PROBLEM TO SOLVE:
Within the lines below, find those that hold the string "date" and copy each one.

-- Opening Marker --

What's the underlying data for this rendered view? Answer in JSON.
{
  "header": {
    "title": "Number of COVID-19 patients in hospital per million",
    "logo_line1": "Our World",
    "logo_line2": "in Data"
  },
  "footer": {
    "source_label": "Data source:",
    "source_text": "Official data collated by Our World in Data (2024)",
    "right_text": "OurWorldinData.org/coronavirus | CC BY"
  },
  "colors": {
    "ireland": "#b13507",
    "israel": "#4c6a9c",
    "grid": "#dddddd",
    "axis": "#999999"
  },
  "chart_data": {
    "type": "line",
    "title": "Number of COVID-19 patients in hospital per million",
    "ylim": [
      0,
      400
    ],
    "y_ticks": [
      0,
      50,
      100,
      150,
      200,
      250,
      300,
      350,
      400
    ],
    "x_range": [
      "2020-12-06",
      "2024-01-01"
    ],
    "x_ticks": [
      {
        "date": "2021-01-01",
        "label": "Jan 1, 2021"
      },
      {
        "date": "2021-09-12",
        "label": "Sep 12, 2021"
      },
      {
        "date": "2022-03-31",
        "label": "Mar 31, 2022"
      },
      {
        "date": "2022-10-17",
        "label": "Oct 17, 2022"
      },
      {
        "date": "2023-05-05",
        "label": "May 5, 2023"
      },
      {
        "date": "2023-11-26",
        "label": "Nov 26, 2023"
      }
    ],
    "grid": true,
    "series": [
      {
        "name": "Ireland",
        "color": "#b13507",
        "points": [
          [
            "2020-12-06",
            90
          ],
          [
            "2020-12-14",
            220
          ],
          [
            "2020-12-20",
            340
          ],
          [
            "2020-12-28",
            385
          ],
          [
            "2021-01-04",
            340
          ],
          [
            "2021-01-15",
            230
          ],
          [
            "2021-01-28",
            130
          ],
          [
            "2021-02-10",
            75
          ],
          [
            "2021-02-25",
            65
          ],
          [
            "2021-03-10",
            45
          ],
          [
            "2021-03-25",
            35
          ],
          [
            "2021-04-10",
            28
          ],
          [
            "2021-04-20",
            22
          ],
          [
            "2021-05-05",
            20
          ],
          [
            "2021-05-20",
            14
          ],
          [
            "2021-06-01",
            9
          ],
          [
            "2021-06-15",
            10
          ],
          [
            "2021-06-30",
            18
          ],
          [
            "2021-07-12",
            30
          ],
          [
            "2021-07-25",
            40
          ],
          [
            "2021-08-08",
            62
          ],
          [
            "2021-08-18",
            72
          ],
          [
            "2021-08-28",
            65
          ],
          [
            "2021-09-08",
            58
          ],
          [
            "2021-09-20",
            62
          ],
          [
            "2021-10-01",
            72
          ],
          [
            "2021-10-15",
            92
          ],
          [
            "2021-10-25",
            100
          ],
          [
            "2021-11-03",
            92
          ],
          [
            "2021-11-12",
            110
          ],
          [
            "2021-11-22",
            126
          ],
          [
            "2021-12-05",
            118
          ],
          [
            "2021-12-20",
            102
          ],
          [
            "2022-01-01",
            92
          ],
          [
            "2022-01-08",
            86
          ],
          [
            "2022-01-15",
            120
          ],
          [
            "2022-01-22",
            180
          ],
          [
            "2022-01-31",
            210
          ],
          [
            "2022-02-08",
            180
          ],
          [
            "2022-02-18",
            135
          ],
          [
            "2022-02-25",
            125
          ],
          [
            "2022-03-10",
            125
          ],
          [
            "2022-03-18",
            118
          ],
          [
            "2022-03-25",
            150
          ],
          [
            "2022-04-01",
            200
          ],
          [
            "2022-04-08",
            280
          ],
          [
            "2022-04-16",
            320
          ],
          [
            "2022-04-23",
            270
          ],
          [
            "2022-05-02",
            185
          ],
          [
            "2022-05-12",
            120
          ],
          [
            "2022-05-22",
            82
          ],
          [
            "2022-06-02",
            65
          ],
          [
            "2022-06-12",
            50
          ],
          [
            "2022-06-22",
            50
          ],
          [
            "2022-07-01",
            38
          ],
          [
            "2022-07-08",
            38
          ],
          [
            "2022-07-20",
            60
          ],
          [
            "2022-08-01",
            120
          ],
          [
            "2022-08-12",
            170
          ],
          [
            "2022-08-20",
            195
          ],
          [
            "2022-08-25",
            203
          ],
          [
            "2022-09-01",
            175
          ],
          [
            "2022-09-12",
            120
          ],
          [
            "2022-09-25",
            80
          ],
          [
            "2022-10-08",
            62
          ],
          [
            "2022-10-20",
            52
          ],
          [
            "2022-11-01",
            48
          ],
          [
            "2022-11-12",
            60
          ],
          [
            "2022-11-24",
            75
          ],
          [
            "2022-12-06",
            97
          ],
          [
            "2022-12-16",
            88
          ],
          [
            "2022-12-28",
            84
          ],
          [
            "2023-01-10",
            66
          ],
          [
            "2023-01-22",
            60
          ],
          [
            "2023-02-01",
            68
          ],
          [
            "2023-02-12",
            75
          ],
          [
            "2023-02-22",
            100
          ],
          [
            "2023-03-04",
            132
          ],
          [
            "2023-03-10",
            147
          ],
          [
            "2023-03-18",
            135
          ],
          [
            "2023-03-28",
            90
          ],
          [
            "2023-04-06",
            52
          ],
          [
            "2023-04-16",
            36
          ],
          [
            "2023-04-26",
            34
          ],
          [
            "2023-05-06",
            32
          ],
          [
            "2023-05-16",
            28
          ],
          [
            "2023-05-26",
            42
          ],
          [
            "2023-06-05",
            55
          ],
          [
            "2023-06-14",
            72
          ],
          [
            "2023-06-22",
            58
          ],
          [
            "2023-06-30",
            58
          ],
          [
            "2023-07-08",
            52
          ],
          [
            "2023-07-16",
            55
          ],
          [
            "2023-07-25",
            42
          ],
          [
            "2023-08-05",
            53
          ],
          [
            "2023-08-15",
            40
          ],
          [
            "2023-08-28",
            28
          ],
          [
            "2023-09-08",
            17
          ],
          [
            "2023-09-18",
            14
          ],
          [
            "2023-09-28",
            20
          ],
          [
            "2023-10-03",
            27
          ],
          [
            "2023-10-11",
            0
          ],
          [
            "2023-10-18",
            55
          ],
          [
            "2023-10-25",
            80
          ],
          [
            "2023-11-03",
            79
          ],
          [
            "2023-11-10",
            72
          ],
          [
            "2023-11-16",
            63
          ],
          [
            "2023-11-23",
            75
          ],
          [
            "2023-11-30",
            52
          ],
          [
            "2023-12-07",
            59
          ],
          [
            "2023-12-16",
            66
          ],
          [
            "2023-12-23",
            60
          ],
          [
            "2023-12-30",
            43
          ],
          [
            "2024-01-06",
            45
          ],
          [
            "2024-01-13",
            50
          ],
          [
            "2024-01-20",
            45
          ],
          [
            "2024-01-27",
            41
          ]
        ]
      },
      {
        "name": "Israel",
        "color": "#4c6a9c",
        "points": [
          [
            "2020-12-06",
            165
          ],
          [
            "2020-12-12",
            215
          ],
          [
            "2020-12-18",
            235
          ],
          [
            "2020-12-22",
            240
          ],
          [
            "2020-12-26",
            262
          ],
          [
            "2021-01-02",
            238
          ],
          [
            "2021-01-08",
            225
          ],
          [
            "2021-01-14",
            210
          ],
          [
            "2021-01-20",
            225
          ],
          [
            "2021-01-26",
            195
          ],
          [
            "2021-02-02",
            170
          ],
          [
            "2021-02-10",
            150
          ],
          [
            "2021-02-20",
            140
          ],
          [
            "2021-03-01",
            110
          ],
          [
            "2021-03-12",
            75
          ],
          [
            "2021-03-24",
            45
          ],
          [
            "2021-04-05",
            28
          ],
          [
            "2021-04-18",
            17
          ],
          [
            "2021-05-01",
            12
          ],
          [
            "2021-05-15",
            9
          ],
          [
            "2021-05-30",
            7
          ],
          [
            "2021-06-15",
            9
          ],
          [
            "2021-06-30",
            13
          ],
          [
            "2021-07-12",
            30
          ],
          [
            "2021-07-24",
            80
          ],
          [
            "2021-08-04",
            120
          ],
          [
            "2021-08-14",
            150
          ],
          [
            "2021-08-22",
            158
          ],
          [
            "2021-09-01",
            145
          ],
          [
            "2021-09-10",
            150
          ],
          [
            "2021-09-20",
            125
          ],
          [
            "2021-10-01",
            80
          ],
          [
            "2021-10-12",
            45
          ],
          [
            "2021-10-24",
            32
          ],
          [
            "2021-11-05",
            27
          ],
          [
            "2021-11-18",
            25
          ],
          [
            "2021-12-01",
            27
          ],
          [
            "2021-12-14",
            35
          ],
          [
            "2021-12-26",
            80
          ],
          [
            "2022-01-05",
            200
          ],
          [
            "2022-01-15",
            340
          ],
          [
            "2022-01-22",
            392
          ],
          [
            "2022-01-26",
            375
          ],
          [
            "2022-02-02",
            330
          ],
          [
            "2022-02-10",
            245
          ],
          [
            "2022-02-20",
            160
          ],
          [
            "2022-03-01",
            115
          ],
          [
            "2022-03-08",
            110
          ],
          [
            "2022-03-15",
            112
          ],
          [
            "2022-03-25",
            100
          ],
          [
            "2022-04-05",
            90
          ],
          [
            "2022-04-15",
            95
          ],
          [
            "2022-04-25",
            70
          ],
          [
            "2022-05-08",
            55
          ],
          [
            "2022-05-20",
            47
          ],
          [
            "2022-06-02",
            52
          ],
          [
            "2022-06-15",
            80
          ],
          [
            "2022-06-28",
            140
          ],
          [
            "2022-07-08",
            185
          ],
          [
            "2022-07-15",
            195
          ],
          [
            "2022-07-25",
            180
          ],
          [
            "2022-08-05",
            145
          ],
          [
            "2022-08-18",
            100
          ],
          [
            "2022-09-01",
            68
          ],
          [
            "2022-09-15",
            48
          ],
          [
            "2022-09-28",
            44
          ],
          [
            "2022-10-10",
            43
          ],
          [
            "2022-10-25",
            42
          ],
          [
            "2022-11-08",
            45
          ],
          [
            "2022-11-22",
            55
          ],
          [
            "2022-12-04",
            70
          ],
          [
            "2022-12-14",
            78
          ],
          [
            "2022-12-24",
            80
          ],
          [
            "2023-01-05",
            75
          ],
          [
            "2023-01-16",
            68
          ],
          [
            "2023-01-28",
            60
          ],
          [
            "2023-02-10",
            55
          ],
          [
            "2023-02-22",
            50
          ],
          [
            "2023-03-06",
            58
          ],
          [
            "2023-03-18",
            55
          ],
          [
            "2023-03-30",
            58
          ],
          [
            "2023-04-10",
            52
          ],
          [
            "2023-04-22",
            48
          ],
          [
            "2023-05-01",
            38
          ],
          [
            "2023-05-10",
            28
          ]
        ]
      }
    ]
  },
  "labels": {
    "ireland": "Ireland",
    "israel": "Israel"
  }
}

-- Closing Marker --

RESPONSE TO THIS TASK:
        "date": "2021-01-01",
        "date": "2021-09-12",
        "date": "2022-03-31",
        "date": "2022-10-17",
        "date": "2023-05-05",
        "date": "2023-11-26",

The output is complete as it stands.